[Dataset rows]
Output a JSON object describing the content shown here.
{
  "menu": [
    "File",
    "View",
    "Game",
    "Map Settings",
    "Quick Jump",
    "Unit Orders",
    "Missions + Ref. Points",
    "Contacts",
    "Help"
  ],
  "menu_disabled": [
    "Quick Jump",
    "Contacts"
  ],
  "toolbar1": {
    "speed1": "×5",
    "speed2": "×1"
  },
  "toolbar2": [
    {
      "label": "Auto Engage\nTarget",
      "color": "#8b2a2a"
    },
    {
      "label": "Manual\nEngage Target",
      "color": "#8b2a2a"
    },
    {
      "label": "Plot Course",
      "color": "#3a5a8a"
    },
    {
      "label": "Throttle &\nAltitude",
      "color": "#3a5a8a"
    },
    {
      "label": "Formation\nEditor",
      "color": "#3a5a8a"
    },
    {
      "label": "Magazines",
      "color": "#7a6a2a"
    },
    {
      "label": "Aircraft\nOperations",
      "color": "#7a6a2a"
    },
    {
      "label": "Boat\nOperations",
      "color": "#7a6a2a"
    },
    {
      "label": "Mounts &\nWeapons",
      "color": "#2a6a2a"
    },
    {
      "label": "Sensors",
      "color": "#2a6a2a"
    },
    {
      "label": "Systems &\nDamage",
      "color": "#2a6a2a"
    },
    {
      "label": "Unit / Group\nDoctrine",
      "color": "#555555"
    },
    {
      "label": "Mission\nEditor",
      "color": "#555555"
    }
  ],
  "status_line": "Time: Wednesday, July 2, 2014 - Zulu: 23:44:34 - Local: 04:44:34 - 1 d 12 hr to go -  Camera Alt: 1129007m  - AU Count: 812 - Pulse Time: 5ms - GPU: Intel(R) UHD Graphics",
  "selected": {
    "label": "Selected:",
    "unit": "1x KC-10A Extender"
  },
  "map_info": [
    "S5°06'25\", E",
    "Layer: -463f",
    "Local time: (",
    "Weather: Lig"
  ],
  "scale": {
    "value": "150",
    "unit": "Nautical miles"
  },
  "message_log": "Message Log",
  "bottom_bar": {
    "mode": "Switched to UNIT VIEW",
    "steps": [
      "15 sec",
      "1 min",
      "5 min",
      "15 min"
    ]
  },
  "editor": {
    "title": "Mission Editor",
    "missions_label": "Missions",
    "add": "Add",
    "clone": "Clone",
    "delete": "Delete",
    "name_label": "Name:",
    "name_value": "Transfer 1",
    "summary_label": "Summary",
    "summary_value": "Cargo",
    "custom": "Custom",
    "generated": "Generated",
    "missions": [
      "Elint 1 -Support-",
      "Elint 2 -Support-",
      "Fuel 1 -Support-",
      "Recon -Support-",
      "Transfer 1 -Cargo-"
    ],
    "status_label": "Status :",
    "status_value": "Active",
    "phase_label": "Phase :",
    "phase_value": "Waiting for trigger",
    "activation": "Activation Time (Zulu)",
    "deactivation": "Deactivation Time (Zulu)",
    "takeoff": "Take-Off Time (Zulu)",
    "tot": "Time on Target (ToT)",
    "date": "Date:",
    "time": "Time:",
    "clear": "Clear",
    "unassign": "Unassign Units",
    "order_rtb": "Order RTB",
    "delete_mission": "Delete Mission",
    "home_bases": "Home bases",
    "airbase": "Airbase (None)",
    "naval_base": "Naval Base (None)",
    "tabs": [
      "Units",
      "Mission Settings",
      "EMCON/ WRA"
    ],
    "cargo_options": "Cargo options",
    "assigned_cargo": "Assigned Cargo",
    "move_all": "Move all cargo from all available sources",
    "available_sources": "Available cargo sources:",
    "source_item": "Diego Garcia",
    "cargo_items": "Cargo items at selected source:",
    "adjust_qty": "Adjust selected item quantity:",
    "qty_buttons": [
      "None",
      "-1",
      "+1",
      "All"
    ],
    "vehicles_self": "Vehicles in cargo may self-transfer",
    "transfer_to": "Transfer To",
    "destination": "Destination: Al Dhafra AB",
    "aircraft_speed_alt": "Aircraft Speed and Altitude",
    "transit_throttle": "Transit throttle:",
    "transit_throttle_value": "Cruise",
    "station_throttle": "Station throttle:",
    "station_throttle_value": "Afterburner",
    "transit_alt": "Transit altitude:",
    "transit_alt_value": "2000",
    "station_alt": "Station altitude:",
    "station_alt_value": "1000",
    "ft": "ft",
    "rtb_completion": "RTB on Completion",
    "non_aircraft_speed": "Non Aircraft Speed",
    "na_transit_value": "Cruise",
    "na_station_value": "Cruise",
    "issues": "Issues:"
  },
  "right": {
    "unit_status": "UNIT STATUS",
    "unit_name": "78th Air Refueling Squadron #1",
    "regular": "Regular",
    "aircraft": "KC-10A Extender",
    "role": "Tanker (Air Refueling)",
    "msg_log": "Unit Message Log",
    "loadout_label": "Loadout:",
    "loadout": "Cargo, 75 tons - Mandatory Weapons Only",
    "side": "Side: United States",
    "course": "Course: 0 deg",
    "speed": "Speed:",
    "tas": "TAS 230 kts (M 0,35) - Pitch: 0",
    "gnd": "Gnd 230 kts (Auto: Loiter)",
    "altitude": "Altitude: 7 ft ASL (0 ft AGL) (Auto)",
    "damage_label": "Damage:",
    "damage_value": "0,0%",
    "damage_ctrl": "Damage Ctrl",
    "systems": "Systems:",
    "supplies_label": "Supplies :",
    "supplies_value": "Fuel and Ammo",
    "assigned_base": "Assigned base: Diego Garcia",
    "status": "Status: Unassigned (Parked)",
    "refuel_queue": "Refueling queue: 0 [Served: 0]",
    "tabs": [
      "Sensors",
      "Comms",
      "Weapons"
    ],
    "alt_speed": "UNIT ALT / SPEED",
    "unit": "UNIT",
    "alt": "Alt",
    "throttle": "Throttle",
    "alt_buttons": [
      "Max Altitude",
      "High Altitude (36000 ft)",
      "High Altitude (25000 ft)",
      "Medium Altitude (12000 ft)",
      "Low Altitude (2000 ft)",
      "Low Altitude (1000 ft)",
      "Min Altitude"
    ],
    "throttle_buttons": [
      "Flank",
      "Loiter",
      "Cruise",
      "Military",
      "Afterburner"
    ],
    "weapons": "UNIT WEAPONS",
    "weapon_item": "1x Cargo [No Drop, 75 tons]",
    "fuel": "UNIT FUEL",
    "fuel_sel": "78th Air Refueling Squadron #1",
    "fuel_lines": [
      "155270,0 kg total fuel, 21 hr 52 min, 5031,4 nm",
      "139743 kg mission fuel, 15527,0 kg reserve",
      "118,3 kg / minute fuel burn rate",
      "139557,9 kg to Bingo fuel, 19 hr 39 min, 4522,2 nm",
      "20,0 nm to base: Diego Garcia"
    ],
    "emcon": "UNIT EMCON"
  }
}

_YOUR GOAL_
Every line of the records above needs to be given again exactly.

_REPLY TO THE EXERCISE_
Output a JSON object describing the content shown here.
{
  "menu": [
    "File",
    "View",
    "Game",
    "Map Settings",
    "Quick Jump",
    "Unit Orders",
    "Missions + Ref. Points",
    "Contacts",
    "Help"
  ],
  "menu_disabled": [
    "Quick Jump",
    "Contacts"
  ],
  "toolbar1": {
    "speed1": "×5",
    "speed2": "×1"
  },
  "toolbar2": [
    {
      "label": "Auto Engage\nTarget",
      "color": "#8b2a2a"
    },
    {
      "label": "Manual\nEngage Target",
      "color": "#8b2a2a"
    },
    {
      "label": "Plot Course",
      "color": "#3a5a8a"
    },
    {
      "label": "Throttle &\nAltitude",
      "color": "#3a5a8a"
    },
    {
      "label": "Formation\nEditor",
      "color": "#3a5a8a"
    },
    {
      "label": "Magazines",
      "color": "#7a6a2a"
    },
    {
      "label": "Aircraft\nOperations",
      "color": "#7a6a2a"
    },
    {
      "label": "Boat\nOperations",
      "color": "#7a6a2a"
    },
    {
      "label": "Mounts &\nWeapons",
      "color": "#2a6a2a"
    },
    {
      "label": "Sensors",
      "color": "#2a6a2a"
    },
    {
      "label": "Systems &\nDamage",
      "color": "#2a6a2a"
    },
    {
      "label": "Unit / Group\nDoctrine",
      "color": "#555555"
    },
    {
      "label": "Mission\nEditor",
      "color": "#555555"
    }
  ],
  "status_line": "Time: Wednesday, July 2, 2014 - Zulu: 23:44:34 - Local: 04:44:34 - 1 d 12 hr to go -  Camera Alt: 1129007m  - AU Count: 812 - Pulse Time: 5ms - GPU: Intel(R) UHD Graphics",
  "selected": {
    "label": "Selected:",
    "unit": "1x KC-10A Extender"
  },
  "map_info": [
    "S5°06'25\", E",
    "Layer: -463f",
    "Local time: (",
    "Weather: Lig"
  ],
  "scale": {
    "value": "150",
    "unit": "Nautical miles"
  },
  "message_log": "Message Log",
  "bottom_bar": {
    "mode": "Switched to UNIT VIEW",
    "steps": [
      "15 sec",
      "1 min",
      "5 min",
      "15 min"
    ]
  },
  "editor": {
    "title": "Mission Editor",
    "missions_label": "Missions",
    "add": "Add",
    "clone": "Clone",
    "delete": "Delete",
    "name_label": "Name:",
    "name_value": "Transfer 1",
    "summary_label": "Summary",
    "summary_value": "Cargo",
    "custom": "Custom",
    "generated": "Generated",
    "missions": [
      "Elint 1 -Support-",
      "Elint 2 -Support-",
      "Fuel 1 -Support-",
      "Recon -Support-",
      "Transfer 1 -Cargo-"
    ],
    "status_label": "Status :",
    "status_value": "Active",
    "phase_label": "Phase :",
    "phase_value": "Waiting for trigger",
    "activation": "Activation Time (Zulu)",
    "deactivation": "Deactivation Time (Zulu)",
    "takeoff": "Take-Off Time (Zulu)",
    "tot": "Time on Target (ToT)",
    "date": "Date:",
    "time": "Time:",
    "clear": "Clear",
    "unassign": "Unassign Units",
    "order_rtb": "Order RTB",
    "delete_mission": "Delete Mission",
    "home_bases": "Home bases",
    "airbase": "Airbase (None)",
    "naval_base": "Naval Base (None)",
    "tabs": [
      "Units",
      "Mission Settings",
      "EMCON/ WRA"
    ],
    "cargo_options": "Cargo options",
    "assigned_cargo": "Assigned Cargo",
    "move_all": "Move all cargo from all available sources",
    "available_sources": "Available cargo sources:",
    "source_item": "Diego Garcia",
    "cargo_items": "Cargo items at selected source:",
    "adjust_qty": "Adjust selected item quantity:",
    "qty_buttons": [
      "None",
      "-1",
      "+1",
      "All"
    ],
    "vehicles_self": "Vehicles in cargo may self-transfer",
    "transfer_to": "Transfer To",
    "destination": "Destination: Al Dhafra AB",
    "aircraft_speed_alt": "Aircraft Speed and Altitude",
    "transit_throttle": "Transit throttle:",
    "transit_throttle_value": "Cruise",
    "station_throttle": "Station throttle:",
    "station_throttle_value": "Afterburner",
    "transit_alt": "Transit altitude:",
    "transit_alt_value": "2000",
    "station_alt": "Station altitude:",
    "station_alt_value": "1000",
    "ft": "ft",
    "rtb_completion": "RTB on Completion",
    "non_aircraft_speed": "Non Aircraft Speed",
    "na_transit_value": "Cruise",
    "na_station_value": "Cruise",
    "issues": "Issues:"
  },
  "right": {
    "unit_status": "UNIT STATUS",
    "unit_name": "78th Air Refueling Squadron #1",
    "regular": "Regular",
    "aircraft": "KC-10A Extender",
    "role": "Tanker (Air Refueling)",
    "msg_log": "Unit Message Log",
    "loadout_label": "Loadout:",
    "loadout": "Cargo, 75 tons - Mandatory Weapons Only",
    "side": "Side: United States",
    "course": "Course: 0 deg",
    "speed": "Speed:",
    "tas": "TAS 230 kts (M 0,35) - Pitch: 0",
    "gnd": "Gnd 230 kts (Auto: Loiter)",
    "altitude": "Altitude: 7 ft ASL (0 ft AGL) (Auto)",
    "damage_label": "Damage:",
    "damage_value": "0,0%",
    "damage_ctrl": "Damage Ctrl",
    "systems": "Systems:",
    "supplies_label": "Supplies :",
    "supplies_value": "Fuel and Ammo",
    "assigned_base": "Assigned base: Diego Garcia",
    "status": "Status: Unassigned (Parked)",
    "refuel_queue": "Refueling queue: 0 [Served: 0]",
    "tabs": [
      "Sensors",
      "Comms",
      "Weapons"
    ],
    "alt_speed": "UNIT ALT / SPEED",
    "unit": "UNIT",
    "alt": "Alt",
    "throttle": "Throttle",
    "alt_buttons": [
      "Max Altitude",
      "High Altitude (36000 ft)",
      "High Altitude (25000 ft)",
      "Medium Altitude (12000 ft)",
      "Low Altitude (2000 ft)",
      "Low Altitude (1000 ft)",
      "Min Altitude"
    ],
    "throttle_buttons": [
      "Flank",
      "Loiter",
      "Cruise",
      "Military",
      "Afterburner"
    ],
    "weapons": "UNIT WEAPONS",
    "weapon_item": "1x Cargo [No Drop, 75 tons]",
    "fuel": "UNIT FUEL",
    "fuel_sel": "78th Air Refueling Squadron #1",
    "fuel_lines": [
      "155270,0 kg total fuel, 21 hr 52 min, 5031,4 nm",
      "139743 kg mission fuel, 15527,0 kg reserve",
      "118,3 kg / minute fuel burn rate",
      "139557,9 kg to Bingo fuel, 19 hr 39 min, 4522,2 nm",
      "20,0 nm to base: Diego Garcia"
    ],
    "emcon": "UNIT EMCON"
  }
}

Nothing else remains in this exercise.